═════ Supplied text
Tesla’s shares soared, giving it a trillion-dollar market capitalization for the first time, after it emerged that Hertz would buy 100,000 of its Model 3 cars. Half of those cars will be rented out to Uber drivers. Recode had a good assessment of the risks being taken by the various parties to the deal.

Siemens Gamesa will build the first US factory to make blades for offshore wind turbines, in Virginia. The new plant will support Dominion Energy’s 2.6 gigawatt Coastal Virginia project.  

Japan is aiming for 36-38% of its electricity supply to come from renewables by 2030, under its newly adopted energy plan. Nuclear power is intended to provide 20-22%.

And finally: an idea for a different kind of carbon sequestration. The Greater Farallones National Marine Sanctuary, which works to protect marine environments off the coast of California, has published two fascinating reports on “blue carbon”: natural systems that remove carbon dioxide from the atmosphere and transfer it to sediments or the deep ocean where it will remain indefinitely. The most fascinating example is the role of whales, which support the growth of carbon-trapping phytoplankton with their excrement, and which trap carbon in their bodies that sinks to the sea-bed when they die. Over a 50-year lifespan, each great whale will sequester about 30 times as much carbon as the average tree.

Declining numbers mean the carbon stored by great whales today is only about 15% of what it was before industrial whaling began. If whale populations were restored to their levels of 400 years ago, they could capture an additional 1.7 billion tons per year of carbon dioxide equivalent, one estimate suggests. Compared to current global carbon capture and storage capacity of only 63 million tons per year, that is a lot. It is greater than the emissions of every single car on the road in North America today. It is often said that the birth of the petroleum industry in the 1860s helped save the whales from extinction (although the claim is equally often disputed). Perhaps now whales could return the favour.

Other views 

Simon Flowers — Why COP26 has to succeed 

Gavin Thompson — Asia’s energy crisis and net zero: no turning back 

Peter Osbaldstone — This is not a drill: key lessons from GB power price spikes 

Anna Darmani — Europe’s residential energy storage market to expand nearly tenfold this decade 

Abraham Lustgarten — There is no cheap way to deal with the climate crisis 

Emily Pontecorvo & Shannon Osaka — California is banking on forests to reduce emissions. What happens when they go up in smoke?
══════════
═════ Listed entries
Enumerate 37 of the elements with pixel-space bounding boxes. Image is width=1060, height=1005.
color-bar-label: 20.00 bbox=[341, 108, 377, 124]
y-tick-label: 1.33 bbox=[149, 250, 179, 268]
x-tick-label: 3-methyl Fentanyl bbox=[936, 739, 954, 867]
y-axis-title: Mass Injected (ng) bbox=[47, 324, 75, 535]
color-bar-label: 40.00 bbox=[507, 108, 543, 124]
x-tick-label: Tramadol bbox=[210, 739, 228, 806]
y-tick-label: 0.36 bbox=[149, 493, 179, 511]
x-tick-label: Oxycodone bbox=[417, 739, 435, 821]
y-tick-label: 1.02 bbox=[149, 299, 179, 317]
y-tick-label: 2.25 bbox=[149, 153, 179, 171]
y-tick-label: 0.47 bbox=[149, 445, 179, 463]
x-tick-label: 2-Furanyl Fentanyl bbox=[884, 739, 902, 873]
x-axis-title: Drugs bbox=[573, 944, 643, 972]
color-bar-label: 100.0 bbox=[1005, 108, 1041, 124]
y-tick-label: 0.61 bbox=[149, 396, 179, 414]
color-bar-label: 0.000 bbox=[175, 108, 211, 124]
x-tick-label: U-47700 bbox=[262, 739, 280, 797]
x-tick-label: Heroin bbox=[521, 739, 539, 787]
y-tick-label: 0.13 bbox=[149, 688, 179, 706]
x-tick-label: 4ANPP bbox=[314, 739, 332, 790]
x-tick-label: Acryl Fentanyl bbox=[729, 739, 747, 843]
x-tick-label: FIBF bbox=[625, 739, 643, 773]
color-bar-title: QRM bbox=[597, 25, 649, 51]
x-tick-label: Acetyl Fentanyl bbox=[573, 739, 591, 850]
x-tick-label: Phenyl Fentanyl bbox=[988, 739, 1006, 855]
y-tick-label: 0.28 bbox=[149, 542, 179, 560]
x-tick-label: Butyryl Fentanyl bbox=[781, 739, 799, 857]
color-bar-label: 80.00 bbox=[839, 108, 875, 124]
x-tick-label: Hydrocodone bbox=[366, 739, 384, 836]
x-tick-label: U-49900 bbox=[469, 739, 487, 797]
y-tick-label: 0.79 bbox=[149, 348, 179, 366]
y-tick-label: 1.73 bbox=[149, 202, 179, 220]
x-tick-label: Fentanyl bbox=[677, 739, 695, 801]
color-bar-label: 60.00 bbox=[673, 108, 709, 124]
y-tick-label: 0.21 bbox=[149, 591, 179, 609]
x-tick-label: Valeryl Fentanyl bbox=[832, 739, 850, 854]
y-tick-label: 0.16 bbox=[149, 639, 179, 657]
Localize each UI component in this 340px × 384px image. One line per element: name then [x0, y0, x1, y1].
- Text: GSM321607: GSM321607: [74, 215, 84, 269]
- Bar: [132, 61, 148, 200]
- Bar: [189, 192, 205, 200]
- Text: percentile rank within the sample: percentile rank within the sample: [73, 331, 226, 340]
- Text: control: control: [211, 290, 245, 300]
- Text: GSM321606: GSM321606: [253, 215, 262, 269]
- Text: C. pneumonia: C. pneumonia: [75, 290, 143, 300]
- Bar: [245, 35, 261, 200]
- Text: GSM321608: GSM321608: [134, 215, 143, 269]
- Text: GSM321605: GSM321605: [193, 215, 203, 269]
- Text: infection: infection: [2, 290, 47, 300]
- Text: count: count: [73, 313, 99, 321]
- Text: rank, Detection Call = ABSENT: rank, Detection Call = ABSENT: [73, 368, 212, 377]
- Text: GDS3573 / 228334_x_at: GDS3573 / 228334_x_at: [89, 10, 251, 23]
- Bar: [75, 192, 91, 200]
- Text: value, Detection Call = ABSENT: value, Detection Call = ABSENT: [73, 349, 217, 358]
══════════
*Complete the following:*
(a) According to the energy news roundup, how many Model 3 cars would Hertz buy?
(b) Write out the energy news roundup passage starting with "And finally: an" and going on through "the average tree.", swapping "phytoplankton" for "plankton".

*Solutions to the problems:*
(a) 100,000

(b)
And finally: an idea for a different kind of carbon sequestration. The Greater Farallones National Marine Sanctuary, which works to protect marine environments off the coast of California, has published two fascinating reports on “blue carbon”: natural systems that remove carbon dioxide from the atmosphere and transfer it to sediments or the deep ocean where it will remain indefinitely. The most fascinating example is the role of whales, which support the growth of carbon-trapping plankton with their excrement, and which trap carbon in their bodies that sinks to the sea-bed when they die. Over a 50-year lifespan, each great whale will sequester about 30 times as much carbon as the average tree.